From the listing below, pull out the lines that hold "image".

- [DATA SUPPLIED]
######
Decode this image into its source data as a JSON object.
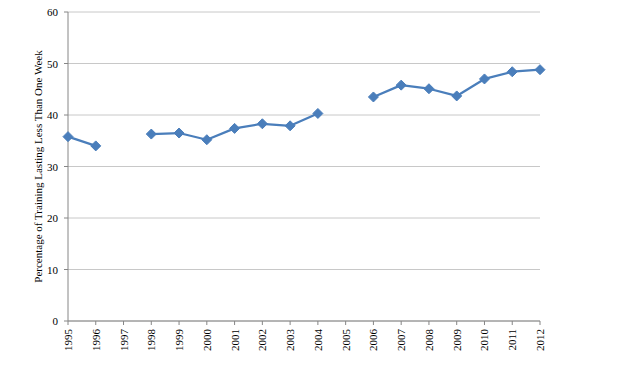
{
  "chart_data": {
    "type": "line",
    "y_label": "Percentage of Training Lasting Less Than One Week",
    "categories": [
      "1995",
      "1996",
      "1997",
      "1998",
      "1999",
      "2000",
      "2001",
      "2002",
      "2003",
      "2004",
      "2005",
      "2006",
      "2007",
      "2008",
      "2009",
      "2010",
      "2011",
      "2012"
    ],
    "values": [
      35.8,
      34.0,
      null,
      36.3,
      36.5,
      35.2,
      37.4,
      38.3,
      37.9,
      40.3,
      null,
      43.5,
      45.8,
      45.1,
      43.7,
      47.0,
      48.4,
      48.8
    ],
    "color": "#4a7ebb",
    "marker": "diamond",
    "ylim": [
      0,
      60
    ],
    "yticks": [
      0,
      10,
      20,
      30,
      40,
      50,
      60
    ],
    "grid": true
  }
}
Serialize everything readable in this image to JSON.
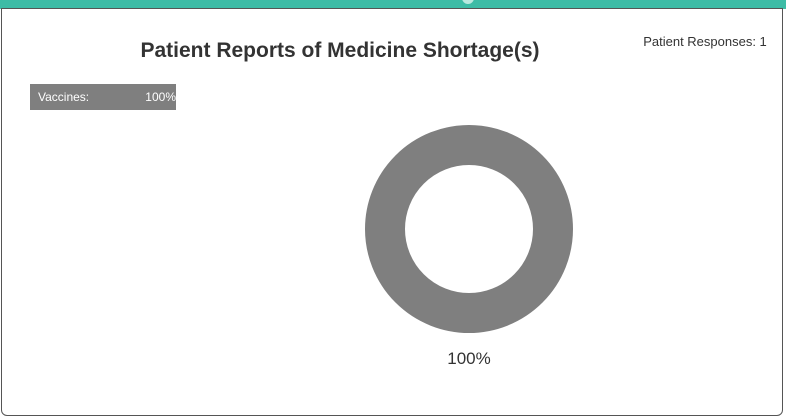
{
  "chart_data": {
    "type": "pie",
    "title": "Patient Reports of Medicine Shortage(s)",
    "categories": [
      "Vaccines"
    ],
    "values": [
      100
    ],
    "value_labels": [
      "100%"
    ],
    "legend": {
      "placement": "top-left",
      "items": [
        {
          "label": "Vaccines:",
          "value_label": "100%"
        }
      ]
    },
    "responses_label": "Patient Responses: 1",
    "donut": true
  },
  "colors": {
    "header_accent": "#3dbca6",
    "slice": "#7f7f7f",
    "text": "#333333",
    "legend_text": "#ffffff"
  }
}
######
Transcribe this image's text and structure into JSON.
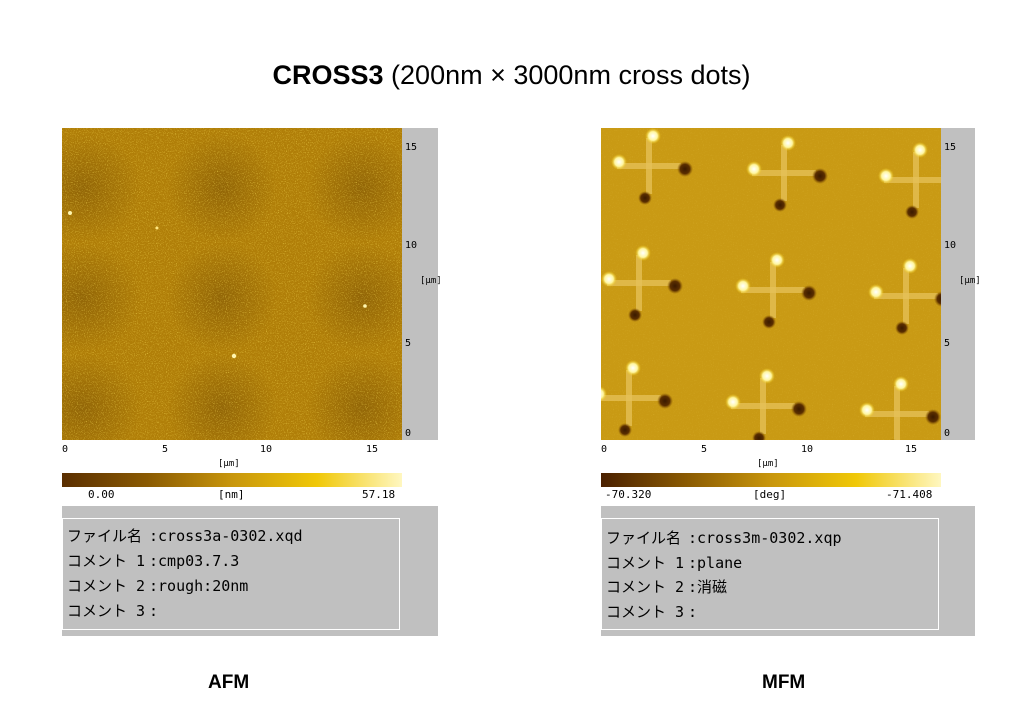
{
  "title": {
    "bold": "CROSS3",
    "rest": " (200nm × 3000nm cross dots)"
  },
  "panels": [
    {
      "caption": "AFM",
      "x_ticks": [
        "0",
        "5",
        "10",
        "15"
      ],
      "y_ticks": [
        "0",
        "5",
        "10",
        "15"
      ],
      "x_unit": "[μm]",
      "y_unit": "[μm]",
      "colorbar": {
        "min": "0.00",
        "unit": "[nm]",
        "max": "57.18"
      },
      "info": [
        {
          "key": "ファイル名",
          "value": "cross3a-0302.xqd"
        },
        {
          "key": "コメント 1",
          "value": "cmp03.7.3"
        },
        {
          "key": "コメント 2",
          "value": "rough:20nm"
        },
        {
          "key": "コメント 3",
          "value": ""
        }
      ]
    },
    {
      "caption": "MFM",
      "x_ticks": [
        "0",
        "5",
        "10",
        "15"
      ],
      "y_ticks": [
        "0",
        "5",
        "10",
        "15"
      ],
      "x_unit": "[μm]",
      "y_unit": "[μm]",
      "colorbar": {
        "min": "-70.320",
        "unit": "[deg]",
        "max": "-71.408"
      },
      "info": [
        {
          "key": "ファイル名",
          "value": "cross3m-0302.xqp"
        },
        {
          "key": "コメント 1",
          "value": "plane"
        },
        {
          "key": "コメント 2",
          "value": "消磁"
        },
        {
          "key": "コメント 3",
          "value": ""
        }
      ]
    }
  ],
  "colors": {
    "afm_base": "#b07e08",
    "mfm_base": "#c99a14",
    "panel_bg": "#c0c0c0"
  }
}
######
- [WORKED SOLUTION]
Decode this image into its source data as a JSON object.
Serialize everything readable in this image to JSON.
Transcribe this image's text and structure into JSON.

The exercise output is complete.